EXERCISE GOAL: Your answer should be a single number: the count of lines that include "ダウ平均".
━━ DATA PROVIDED
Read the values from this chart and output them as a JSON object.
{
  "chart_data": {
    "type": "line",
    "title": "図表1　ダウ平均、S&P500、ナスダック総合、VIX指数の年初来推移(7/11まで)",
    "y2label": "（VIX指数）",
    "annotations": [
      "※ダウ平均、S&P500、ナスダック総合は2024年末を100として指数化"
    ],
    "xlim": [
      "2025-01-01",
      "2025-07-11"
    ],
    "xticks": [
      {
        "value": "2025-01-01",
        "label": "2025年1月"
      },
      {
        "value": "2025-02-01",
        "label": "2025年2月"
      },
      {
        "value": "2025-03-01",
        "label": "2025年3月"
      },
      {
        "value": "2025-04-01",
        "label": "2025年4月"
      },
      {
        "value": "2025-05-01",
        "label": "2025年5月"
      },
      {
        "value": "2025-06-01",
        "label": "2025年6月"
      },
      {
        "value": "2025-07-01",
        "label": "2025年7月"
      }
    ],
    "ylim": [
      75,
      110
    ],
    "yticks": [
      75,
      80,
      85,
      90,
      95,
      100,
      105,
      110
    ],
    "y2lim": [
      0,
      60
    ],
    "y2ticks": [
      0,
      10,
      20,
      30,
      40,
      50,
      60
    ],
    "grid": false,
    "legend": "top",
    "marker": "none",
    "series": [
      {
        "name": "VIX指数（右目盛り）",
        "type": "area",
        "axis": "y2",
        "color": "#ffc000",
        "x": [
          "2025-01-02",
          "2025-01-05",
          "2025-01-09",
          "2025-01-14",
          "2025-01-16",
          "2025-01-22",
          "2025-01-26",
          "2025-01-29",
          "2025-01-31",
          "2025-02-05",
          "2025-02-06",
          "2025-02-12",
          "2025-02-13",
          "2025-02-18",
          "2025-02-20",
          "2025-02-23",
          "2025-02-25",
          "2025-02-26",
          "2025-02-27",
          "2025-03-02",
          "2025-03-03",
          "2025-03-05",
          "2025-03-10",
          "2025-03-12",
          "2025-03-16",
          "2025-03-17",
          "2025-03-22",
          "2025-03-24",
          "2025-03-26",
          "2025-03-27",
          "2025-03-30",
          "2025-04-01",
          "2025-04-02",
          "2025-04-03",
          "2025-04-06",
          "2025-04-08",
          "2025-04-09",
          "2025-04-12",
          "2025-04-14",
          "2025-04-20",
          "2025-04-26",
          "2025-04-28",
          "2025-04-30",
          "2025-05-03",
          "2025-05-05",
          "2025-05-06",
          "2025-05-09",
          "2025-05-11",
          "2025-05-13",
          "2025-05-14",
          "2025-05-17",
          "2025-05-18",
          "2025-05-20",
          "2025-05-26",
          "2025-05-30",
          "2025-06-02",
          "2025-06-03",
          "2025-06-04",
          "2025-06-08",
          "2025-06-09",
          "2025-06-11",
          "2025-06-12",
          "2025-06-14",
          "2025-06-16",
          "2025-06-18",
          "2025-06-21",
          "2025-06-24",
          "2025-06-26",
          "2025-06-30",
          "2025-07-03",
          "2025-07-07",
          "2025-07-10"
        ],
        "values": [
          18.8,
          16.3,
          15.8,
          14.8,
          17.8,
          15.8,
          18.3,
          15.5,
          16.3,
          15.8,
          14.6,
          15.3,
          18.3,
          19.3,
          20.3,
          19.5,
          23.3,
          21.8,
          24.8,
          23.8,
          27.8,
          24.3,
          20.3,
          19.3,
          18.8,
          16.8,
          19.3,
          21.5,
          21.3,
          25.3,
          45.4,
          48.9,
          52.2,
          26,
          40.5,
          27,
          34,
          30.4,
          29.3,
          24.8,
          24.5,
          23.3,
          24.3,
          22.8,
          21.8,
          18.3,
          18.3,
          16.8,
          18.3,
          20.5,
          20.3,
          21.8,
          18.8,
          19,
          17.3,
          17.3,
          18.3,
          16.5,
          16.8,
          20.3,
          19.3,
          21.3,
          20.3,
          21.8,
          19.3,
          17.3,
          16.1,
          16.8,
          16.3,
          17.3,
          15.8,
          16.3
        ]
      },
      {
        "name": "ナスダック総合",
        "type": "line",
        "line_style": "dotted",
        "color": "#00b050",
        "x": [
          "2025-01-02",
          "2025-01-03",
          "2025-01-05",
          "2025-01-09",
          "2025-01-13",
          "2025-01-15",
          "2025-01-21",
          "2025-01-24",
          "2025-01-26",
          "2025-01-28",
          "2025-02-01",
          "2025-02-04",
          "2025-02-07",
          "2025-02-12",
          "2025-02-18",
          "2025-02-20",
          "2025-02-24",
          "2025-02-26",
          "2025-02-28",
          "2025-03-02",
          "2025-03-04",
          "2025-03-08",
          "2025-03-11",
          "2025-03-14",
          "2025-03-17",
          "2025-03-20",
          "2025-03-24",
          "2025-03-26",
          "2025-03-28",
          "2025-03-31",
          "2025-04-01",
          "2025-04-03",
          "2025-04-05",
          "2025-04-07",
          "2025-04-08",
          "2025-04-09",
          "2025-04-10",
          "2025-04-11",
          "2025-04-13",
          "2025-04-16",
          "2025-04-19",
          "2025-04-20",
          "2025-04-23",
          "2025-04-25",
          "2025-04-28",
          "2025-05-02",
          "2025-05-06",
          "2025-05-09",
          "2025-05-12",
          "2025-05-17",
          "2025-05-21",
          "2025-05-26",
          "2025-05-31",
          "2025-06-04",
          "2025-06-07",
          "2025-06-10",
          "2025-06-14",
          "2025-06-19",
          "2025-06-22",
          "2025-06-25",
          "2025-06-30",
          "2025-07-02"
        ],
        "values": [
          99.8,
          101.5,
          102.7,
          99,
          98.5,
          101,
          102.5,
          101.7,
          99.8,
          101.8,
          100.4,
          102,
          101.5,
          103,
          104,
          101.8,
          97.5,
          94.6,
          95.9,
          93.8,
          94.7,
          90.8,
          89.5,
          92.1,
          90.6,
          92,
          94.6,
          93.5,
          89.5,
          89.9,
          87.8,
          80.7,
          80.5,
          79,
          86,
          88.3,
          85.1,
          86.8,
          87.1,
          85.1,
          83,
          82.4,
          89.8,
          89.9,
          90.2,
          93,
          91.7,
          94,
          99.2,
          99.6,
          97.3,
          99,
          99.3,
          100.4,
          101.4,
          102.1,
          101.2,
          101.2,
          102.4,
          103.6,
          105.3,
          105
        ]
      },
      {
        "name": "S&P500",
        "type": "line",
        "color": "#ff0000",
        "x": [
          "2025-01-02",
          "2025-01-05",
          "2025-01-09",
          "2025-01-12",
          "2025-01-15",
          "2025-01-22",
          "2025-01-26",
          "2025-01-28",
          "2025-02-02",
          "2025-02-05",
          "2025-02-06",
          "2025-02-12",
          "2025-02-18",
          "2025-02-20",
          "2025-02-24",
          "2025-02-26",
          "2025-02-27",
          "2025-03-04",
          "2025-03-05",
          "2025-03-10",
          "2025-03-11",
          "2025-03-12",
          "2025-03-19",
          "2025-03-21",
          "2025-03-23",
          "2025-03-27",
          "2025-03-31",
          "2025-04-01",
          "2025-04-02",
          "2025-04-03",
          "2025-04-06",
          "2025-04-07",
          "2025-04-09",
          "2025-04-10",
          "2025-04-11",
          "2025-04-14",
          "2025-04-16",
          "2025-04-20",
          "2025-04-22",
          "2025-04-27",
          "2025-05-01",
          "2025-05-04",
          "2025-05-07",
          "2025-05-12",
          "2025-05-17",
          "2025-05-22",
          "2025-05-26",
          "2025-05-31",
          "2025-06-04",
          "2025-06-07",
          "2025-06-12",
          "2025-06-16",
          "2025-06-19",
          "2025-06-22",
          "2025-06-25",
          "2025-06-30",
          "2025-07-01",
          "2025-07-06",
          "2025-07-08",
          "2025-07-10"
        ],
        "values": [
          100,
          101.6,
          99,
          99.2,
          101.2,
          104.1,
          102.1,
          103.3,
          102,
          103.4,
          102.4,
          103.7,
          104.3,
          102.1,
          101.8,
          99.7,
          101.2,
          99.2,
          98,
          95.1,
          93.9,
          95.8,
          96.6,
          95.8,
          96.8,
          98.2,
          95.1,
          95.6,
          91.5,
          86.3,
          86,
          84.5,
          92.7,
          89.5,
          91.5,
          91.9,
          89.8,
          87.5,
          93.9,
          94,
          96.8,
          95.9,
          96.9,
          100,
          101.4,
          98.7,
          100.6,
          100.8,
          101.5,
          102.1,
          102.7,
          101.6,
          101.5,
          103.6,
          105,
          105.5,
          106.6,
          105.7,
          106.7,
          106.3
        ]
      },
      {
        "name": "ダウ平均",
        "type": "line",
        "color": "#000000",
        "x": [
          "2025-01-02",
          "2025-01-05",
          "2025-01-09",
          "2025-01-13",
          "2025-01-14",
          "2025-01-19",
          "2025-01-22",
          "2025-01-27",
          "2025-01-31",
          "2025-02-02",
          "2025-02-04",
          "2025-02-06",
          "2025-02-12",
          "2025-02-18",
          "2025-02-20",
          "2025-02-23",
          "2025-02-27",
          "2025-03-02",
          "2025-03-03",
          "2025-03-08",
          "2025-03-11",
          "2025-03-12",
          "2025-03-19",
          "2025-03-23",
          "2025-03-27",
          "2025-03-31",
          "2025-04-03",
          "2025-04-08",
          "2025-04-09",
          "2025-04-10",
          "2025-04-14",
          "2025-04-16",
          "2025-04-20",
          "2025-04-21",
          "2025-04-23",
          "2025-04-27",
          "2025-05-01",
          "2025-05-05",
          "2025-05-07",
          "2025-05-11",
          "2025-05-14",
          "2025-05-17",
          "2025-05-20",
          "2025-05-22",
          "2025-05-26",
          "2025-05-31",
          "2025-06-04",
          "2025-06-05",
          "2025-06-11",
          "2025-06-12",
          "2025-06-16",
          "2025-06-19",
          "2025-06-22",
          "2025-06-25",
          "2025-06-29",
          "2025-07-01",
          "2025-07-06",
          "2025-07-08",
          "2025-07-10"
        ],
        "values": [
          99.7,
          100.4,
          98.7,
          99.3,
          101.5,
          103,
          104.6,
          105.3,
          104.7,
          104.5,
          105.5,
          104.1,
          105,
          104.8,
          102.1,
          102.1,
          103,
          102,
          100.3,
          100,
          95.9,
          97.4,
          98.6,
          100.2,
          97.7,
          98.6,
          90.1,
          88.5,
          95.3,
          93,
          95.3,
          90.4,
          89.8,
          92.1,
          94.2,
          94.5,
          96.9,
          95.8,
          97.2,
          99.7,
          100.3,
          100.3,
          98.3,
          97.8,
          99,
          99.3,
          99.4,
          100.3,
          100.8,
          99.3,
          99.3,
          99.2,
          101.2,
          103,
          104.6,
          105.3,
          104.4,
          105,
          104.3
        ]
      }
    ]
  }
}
━━━━
RESPONSE BELOW: 3